[Data items]
━━━━━━━━

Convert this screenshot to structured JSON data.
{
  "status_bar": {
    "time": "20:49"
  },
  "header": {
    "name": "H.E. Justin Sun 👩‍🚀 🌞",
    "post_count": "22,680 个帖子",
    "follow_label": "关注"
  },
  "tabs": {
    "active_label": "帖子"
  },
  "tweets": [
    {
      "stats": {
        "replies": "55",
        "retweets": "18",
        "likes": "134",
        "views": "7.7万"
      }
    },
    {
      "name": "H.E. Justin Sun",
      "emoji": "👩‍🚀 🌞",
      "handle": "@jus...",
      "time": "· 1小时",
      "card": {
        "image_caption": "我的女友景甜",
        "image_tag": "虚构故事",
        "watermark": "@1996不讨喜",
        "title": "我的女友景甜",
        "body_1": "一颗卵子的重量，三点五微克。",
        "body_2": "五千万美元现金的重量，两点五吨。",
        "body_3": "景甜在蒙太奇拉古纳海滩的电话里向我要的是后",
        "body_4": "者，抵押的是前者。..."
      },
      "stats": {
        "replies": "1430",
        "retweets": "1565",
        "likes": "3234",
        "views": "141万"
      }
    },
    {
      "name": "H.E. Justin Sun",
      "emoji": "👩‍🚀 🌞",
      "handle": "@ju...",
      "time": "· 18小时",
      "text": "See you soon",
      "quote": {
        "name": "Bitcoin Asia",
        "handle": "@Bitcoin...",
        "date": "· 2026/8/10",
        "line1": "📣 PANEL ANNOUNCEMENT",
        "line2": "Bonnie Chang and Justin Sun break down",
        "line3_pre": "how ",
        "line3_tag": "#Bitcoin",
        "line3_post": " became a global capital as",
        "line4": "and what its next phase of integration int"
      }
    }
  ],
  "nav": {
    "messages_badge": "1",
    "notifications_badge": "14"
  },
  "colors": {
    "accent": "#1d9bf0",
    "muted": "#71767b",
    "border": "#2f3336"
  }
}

━━━━━━━━

* Request *
Extract the listing in its entirety and repeat it exactly.

* Answer for this exercise *
Convert this screenshot to structured JSON data.
{
  "status_bar": {
    "time": "20:49"
  },
  "header": {
    "name": "H.E. Justin Sun 👩‍🚀 🌞",
    "post_count": "22,680 个帖子",
    "follow_label": "关注"
  },
  "tabs": {
    "active_label": "帖子"
  },
  "tweets": [
    {
      "stats": {
        "replies": "55",
        "retweets": "18",
        "likes": "134",
        "views": "7.7万"
      }
    },
    {
      "name": "H.E. Justin Sun",
      "emoji": "👩‍🚀 🌞",
      "handle": "@jus...",
      "time": "· 1小时",
      "card": {
        "image_caption": "我的女友景甜",
        "image_tag": "虚构故事",
        "watermark": "@1996不讨喜",
        "title": "我的女友景甜",
        "body_1": "一颗卵子的重量，三点五微克。",
        "body_2": "五千万美元现金的重量，两点五吨。",
        "body_3": "景甜在蒙太奇拉古纳海滩的电话里向我要的是后",
        "body_4": "者，抵押的是前者。..."
      },
      "stats": {
        "replies": "1430",
        "retweets": "1565",
        "likes": "3234",
        "views": "141万"
      }
    },
    {
      "name": "H.E. Justin Sun",
      "emoji": "👩‍🚀 🌞",
      "handle": "@ju...",
      "time": "· 18小时",
      "text": "See you soon",
      "quote": {
        "name": "Bitcoin Asia",
        "handle": "@Bitcoin...",
        "date": "· 2026/8/10",
        "line1": "📣 PANEL ANNOUNCEMENT",
        "line2": "Bonnie Chang and Justin Sun break down",
        "line3_pre": "how ",
        "line3_tag": "#Bitcoin",
        "line3_post": " became a global capital as",
        "line4": "and what its next phase of integration int"
      }
    }
  ],
  "nav": {
    "messages_badge": "1",
    "notifications_badge": "14"
  },
  "colors": {
    "accent": "#1d9bf0",
    "muted": "#71767b",
    "border": "#2f3336"
  }
}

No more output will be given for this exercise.